[RAW DATA]
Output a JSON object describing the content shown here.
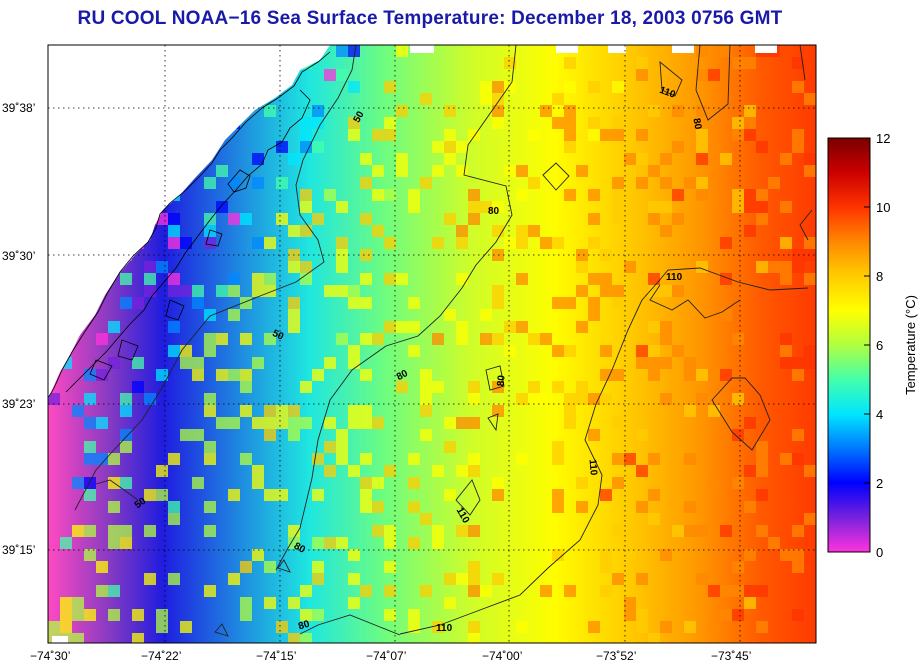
{
  "title": "RU COOL  NOAA−16  Sea Surface Temperature:  December 18, 2003 0756 GMT",
  "colorbar": {
    "label": "Temperature (°C)",
    "ticks": [
      "0",
      "2",
      "4",
      "6",
      "8",
      "10",
      "12"
    ],
    "range": [
      0,
      12
    ],
    "stops": [
      "#ff33dd",
      "#7722dd",
      "#0000ff",
      "#0088ff",
      "#00e6ff",
      "#44ffaa",
      "#b0ff40",
      "#ffff00",
      "#ffcc00",
      "#ff8800",
      "#ff3300",
      "#cc0000",
      "#7a0000"
    ]
  },
  "axes": {
    "x_ticks": [
      "−74˚30’",
      "−74˚22’",
      "−74˚15’",
      "−74˚07’",
      "−74˚00’",
      "−73˚52’",
      "−73˚45’"
    ],
    "y_ticks": [
      "39˚38’",
      "39˚30’",
      "39˚23’",
      "39˚15’"
    ]
  },
  "contours": [
    {
      "label": "50"
    },
    {
      "label": "50"
    },
    {
      "label": "50"
    },
    {
      "label": "80"
    },
    {
      "label": "80"
    },
    {
      "label": "80"
    },
    {
      "label": "80"
    },
    {
      "label": "80"
    },
    {
      "label": "80"
    },
    {
      "label": "110"
    },
    {
      "label": "110"
    },
    {
      "label": "110"
    },
    {
      "label": "110"
    },
    {
      "label": "110"
    }
  ]
}
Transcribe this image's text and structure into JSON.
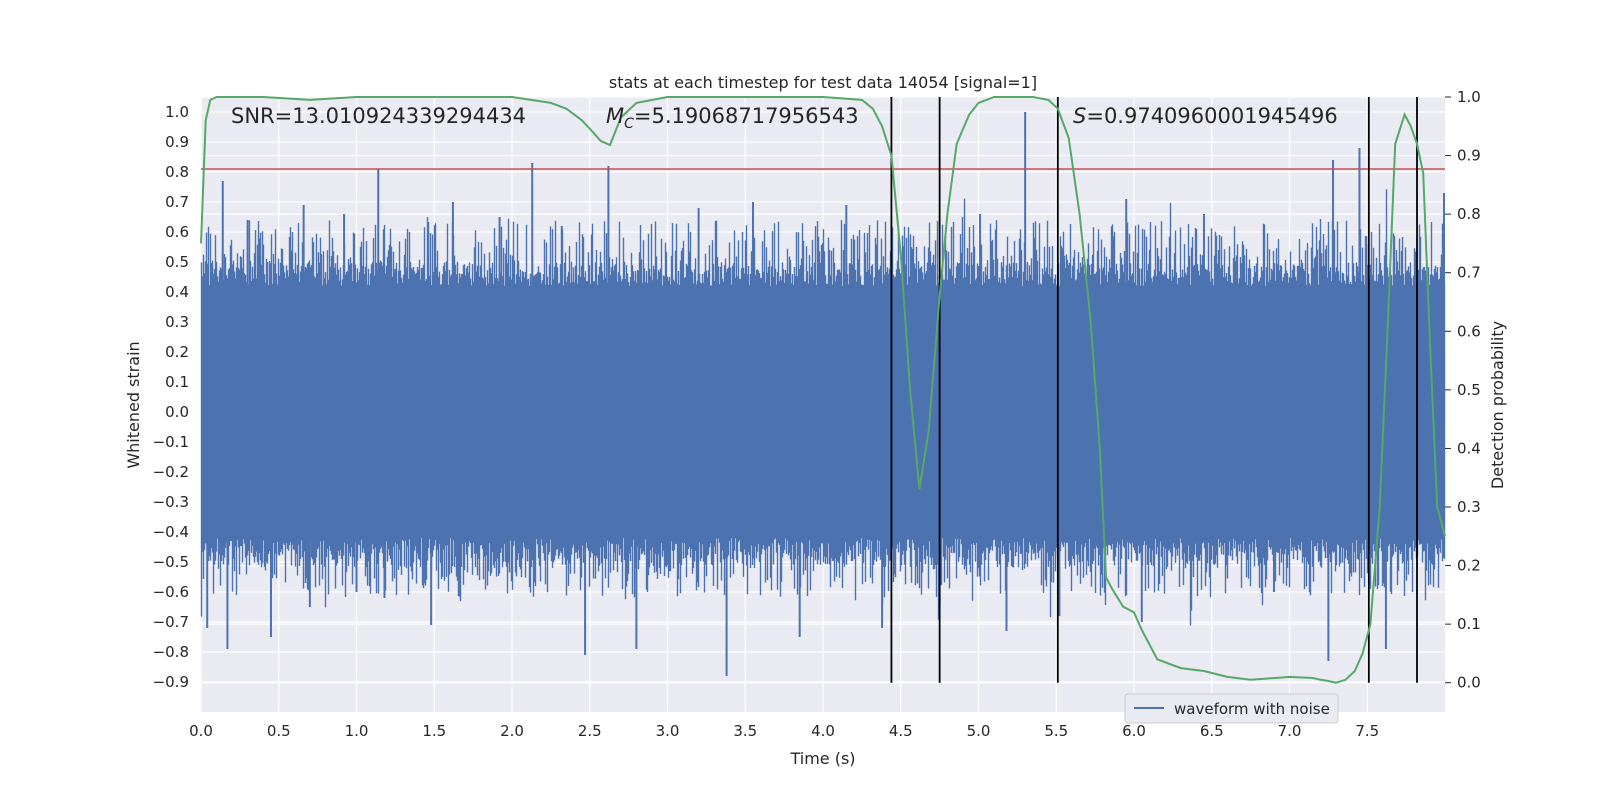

[THE PROBLEM] Leave the images out and output the remaining material exactly as it stands.

[TASK OUTPUT]
Output a JSON object describing the content shown here.
{
  "title": "RU COOL  NOAA−16  Sea Surface Temperature:  December 18, 2003 0756 GMT",
  "colorbar": {
    "label": "Temperature (°C)",
    "ticks": [
      "0",
      "2",
      "4",
      "6",
      "8",
      "10",
      "12"
    ],
    "range": [
      0,
      12
    ],
    "stops": [
      "#ff33dd",
      "#7722dd",
      "#0000ff",
      "#0088ff",
      "#00e6ff",
      "#44ffaa",
      "#b0ff40",
      "#ffff00",
      "#ffcc00",
      "#ff8800",
      "#ff3300",
      "#cc0000",
      "#7a0000"
    ]
  },
  "axes": {
    "x_ticks": [
      "−74˚30’",
      "−74˚22’",
      "−74˚15’",
      "−74˚07’",
      "−74˚00’",
      "−73˚52’",
      "−73˚45’"
    ],
    "y_ticks": [
      "39˚38’",
      "39˚30’",
      "39˚23’",
      "39˚15’"
    ]
  },
  "contours": [
    {
      "label": "50"
    },
    {
      "label": "50"
    },
    {
      "label": "50"
    },
    {
      "label": "80"
    },
    {
      "label": "80"
    },
    {
      "label": "80"
    },
    {
      "label": "80"
    },
    {
      "label": "80"
    },
    {
      "label": "80"
    },
    {
      "label": "110"
    },
    {
      "label": "110"
    },
    {
      "label": "110"
    },
    {
      "label": "110"
    },
    {
      "label": "110"
    }
  ]
}
Transcribe this image's text and structure into JSON.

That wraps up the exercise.